- **Written instruction**
Every line that holds "Senior" should be shown.

* * *

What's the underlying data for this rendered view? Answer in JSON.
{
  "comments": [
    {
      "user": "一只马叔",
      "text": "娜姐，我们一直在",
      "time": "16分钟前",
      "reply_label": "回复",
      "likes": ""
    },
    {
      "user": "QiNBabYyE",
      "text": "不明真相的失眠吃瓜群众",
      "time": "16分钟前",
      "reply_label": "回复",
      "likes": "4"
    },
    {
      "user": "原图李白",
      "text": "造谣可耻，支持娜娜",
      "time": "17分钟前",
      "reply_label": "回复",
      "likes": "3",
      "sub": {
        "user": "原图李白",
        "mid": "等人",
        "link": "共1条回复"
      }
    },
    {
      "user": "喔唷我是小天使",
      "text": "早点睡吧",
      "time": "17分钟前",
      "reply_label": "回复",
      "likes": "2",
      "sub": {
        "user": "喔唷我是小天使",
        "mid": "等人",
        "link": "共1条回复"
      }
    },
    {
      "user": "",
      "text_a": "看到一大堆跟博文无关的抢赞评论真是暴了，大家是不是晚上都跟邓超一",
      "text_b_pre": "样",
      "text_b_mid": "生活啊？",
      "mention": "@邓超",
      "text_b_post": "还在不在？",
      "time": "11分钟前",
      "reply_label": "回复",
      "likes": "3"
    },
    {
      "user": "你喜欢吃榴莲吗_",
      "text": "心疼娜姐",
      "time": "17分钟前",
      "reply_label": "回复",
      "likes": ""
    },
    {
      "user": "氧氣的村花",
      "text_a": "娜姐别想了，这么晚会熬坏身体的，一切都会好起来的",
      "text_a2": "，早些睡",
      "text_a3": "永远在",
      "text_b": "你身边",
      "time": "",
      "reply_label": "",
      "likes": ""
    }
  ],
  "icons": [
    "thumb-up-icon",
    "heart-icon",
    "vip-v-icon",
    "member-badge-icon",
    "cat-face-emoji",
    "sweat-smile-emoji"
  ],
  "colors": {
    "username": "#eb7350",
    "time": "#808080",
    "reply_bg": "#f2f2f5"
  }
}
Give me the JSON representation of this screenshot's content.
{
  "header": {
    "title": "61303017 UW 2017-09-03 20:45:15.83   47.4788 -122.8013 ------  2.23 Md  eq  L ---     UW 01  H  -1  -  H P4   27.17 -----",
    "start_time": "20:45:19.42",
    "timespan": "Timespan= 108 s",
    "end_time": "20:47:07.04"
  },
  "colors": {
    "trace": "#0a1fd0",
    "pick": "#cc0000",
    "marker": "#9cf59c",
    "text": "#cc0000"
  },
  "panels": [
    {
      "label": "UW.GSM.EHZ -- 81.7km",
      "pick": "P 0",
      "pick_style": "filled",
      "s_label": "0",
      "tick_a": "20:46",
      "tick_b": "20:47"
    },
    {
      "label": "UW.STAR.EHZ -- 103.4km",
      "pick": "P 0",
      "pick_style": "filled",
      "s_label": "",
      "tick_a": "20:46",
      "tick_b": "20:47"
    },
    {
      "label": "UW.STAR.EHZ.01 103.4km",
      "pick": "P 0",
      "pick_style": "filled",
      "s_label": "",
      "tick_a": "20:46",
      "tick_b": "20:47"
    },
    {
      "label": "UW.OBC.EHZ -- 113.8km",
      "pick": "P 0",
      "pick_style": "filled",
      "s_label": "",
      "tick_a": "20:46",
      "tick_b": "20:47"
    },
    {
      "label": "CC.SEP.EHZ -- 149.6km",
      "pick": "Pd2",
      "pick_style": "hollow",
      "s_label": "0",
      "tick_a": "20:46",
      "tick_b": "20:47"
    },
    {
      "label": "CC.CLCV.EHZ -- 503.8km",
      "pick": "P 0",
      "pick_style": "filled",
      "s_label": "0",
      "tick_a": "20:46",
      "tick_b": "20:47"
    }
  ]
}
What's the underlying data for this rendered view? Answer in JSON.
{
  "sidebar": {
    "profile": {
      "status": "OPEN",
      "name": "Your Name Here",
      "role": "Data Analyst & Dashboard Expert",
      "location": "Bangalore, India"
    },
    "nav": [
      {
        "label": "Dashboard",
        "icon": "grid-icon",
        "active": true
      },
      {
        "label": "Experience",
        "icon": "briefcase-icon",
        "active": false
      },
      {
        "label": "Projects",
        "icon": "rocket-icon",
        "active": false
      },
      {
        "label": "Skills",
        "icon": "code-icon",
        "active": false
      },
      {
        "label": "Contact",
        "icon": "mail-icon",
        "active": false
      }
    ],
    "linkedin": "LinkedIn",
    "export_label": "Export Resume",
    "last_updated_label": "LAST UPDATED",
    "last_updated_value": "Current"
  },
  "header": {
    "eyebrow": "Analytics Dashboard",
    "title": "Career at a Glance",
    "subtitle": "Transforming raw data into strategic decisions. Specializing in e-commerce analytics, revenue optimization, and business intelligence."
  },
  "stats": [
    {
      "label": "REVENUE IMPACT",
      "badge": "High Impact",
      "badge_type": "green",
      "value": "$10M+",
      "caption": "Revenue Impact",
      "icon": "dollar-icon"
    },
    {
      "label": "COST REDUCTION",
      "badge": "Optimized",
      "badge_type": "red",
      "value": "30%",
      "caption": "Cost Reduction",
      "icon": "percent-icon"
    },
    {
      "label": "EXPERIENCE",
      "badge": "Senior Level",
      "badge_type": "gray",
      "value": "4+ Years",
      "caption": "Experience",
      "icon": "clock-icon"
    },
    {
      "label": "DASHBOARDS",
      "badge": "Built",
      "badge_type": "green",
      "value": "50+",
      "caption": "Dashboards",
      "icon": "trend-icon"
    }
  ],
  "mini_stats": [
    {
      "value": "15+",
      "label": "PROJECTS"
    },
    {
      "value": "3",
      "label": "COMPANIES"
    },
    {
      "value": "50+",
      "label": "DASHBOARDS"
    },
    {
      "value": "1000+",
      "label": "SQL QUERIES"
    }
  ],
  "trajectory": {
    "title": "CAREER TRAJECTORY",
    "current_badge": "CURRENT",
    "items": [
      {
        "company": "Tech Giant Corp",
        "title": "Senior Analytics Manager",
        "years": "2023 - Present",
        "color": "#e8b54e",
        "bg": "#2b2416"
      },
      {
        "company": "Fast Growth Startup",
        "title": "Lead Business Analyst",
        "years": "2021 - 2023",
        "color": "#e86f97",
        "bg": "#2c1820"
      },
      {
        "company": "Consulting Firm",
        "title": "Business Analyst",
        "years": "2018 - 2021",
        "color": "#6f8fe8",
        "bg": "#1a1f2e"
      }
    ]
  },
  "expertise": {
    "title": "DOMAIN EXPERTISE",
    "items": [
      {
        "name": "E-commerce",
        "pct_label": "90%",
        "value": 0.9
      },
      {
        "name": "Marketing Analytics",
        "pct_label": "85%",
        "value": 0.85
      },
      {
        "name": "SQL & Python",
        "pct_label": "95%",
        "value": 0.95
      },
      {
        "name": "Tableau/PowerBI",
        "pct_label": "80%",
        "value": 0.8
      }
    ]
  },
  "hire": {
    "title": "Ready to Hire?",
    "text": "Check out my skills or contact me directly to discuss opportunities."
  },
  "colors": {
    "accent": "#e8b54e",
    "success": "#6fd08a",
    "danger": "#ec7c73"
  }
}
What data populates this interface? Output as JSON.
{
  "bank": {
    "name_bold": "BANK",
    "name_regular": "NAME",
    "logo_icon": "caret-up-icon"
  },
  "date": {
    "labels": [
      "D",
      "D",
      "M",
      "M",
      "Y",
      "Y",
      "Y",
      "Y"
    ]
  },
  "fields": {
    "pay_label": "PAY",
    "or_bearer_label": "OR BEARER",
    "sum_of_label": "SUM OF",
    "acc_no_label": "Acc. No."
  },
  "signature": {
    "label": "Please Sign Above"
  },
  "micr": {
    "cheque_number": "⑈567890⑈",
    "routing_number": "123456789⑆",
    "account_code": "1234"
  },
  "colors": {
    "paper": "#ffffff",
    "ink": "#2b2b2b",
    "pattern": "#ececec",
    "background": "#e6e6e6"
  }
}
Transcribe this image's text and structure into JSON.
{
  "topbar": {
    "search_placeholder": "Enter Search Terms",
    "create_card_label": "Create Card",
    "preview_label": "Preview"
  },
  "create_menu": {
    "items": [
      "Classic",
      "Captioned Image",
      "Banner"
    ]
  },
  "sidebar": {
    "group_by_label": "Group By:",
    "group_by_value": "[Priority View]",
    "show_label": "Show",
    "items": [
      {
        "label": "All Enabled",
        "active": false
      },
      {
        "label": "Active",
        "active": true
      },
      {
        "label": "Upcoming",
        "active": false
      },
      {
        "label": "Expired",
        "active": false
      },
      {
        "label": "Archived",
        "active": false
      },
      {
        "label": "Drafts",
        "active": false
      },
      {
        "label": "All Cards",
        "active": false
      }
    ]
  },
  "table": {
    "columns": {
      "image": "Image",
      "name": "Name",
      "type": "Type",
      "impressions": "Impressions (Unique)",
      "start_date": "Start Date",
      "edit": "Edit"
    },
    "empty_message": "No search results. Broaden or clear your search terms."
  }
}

* * *

- **Finished task**
      "badge": "Senior Level",
        "title": "Senior Analytics Manager",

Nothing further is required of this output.